*AIM*.
Give back the whole listing exactly as shown.

** Begin EXERCISE INPUT **

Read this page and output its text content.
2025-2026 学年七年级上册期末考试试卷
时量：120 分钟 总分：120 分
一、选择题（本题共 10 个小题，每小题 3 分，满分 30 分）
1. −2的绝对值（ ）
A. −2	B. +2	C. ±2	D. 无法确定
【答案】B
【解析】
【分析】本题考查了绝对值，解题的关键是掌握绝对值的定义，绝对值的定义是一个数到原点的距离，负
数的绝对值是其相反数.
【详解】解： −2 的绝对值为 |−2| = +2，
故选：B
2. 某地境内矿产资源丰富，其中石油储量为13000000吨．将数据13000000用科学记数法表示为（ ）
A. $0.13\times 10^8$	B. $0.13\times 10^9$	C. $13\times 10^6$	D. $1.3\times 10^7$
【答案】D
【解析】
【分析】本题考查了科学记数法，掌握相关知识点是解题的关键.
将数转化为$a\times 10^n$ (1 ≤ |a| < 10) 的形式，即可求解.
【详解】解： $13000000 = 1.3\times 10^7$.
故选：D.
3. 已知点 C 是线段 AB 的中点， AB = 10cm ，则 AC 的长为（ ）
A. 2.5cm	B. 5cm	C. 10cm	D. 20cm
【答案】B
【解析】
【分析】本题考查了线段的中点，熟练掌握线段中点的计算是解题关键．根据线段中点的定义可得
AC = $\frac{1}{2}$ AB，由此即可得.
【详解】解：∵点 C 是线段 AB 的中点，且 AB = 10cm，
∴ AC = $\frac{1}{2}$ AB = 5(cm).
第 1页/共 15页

** End EXERCISE INPUT **

*SOLUTION TO THIS PROBLEM*.
Read this page and output its text content.
2025-2026 学年七年级上册期末考试试卷
时量：120 分钟 总分：120 分
一、选择题（本题共 10 个小题，每小题 3 分，满分 30 分）
1. −2的绝对值（ ）
A. −2	B. +2	C. ±2	D. 无法确定
【答案】B
【解析】
【分析】本题考查了绝对值，解题的关键是掌握绝对值的定义，绝对值的定义是一个数到原点的距离，负
数的绝对值是其相反数.
【详解】解： −2 的绝对值为 |−2| = +2，
故选：B
2. 某地境内矿产资源丰富，其中石油储量为13000000吨．将数据13000000用科学记数法表示为（ ）
A. $0.13\times 10^8$	B. $0.13\times 10^9$	C. $13\times 10^6$	D. $1.3\times 10^7$
【答案】D
【解析】
【分析】本题考查了科学记数法，掌握相关知识点是解题的关键.
将数转化为$a\times 10^n$ (1 ≤ |a| < 10) 的形式，即可求解.
【详解】解： $13000000 = 1.3\times 10^7$.
故选：D.
3. 已知点 C 是线段 AB 的中点， AB = 10cm ，则 AC 的长为（ ）
A. 2.5cm	B. 5cm	C. 10cm	D. 20cm
【答案】B
【解析】
【分析】本题考查了线段的中点，熟练掌握线段中点的计算是解题关键．根据线段中点的定义可得
AC = $\frac{1}{2}$ AB，由此即可得.
【详解】解：∵点 C 是线段 AB 的中点，且 AB = 10cm，
∴ AC = $\frac{1}{2}$ AB = 5(cm).
第 1页/共 15页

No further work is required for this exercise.